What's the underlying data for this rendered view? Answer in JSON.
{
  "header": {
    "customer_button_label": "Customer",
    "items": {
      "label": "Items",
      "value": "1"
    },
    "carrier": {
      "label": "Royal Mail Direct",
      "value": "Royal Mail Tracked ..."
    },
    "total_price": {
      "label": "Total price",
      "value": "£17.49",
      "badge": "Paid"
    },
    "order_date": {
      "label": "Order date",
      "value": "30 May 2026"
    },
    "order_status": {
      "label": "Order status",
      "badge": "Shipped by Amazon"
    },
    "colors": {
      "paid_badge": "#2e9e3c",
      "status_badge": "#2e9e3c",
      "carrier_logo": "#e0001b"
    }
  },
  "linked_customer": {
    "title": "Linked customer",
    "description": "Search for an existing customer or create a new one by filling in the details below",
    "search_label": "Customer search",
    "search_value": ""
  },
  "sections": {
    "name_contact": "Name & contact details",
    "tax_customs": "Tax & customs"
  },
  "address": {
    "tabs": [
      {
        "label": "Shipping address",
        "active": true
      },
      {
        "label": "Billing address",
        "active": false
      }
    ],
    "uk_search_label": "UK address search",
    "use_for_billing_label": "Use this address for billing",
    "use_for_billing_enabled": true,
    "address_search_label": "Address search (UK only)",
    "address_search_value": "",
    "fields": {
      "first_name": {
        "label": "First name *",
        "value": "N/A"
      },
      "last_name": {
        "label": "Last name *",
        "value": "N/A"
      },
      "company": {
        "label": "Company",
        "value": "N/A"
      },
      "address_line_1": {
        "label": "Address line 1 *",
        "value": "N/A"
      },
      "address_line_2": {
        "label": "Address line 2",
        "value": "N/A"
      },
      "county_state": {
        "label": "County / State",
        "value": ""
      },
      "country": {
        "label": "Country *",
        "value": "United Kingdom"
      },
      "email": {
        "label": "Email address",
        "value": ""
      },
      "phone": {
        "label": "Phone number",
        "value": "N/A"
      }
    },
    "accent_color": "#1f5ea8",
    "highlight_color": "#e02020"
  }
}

☆ ☆ ☆

Faithfully copy every entry, leaving nothing out.

What's the underlying data for this rendered view? Answer in JSON.
{
  "header": {
    "customer_button_label": "Customer",
    "items": {
      "label": "Items",
      "value": "1"
    },
    "carrier": {
      "label": "Royal Mail Direct",
      "value": "Royal Mail Tracked ..."
    },
    "total_price": {
      "label": "Total price",
      "value": "£17.49",
      "badge": "Paid"
    },
    "order_date": {
      "label": "Order date",
      "value": "30 May 2026"
    },
    "order_status": {
      "label": "Order status",
      "badge": "Shipped by Amazon"
    },
    "colors": {
      "paid_badge": "#2e9e3c",
      "status_badge": "#2e9e3c",
      "carrier_logo": "#e0001b"
    }
  },
  "linked_customer": {
    "title": "Linked customer",
    "description": "Search for an existing customer or create a new one by filling in the details below",
    "search_label": "Customer search",
    "search_value": ""
  },
  "sections": {
    "name_contact": "Name & contact details",
    "tax_customs": "Tax & customs"
  },
  "address": {
    "tabs": [
      {
        "label": "Shipping address",
        "active": true
      },
      {
        "label": "Billing address",
        "active": false
      }
    ],
    "uk_search_label": "UK address search",
    "use_for_billing_label": "Use this address for billing",
    "use_for_billing_enabled": true,
    "address_search_label": "Address search (UK only)",
    "address_search_value": "",
    "fields": {
      "first_name": {
        "label": "First name *",
        "value": "N/A"
      },
      "last_name": {
        "label": "Last name *",
        "value": "N/A"
      },
      "company": {
        "label": "Company",
        "value": "N/A"
      },
      "address_line_1": {
        "label": "Address line 1 *",
        "value": "N/A"
      },
      "address_line_2": {
        "label": "Address line 2",
        "value": "N/A"
      },
      "county_state": {
        "label": "County / State",
        "value": ""
      },
      "country": {
        "label": "Country *",
        "value": "United Kingdom"
      },
      "email": {
        "label": "Email address",
        "value": ""
      },
      "phone": {
        "label": "Phone number",
        "value": "N/A"
      }
    },
    "accent_color": "#1f5ea8",
    "highlight_color": "#e02020"
  }
}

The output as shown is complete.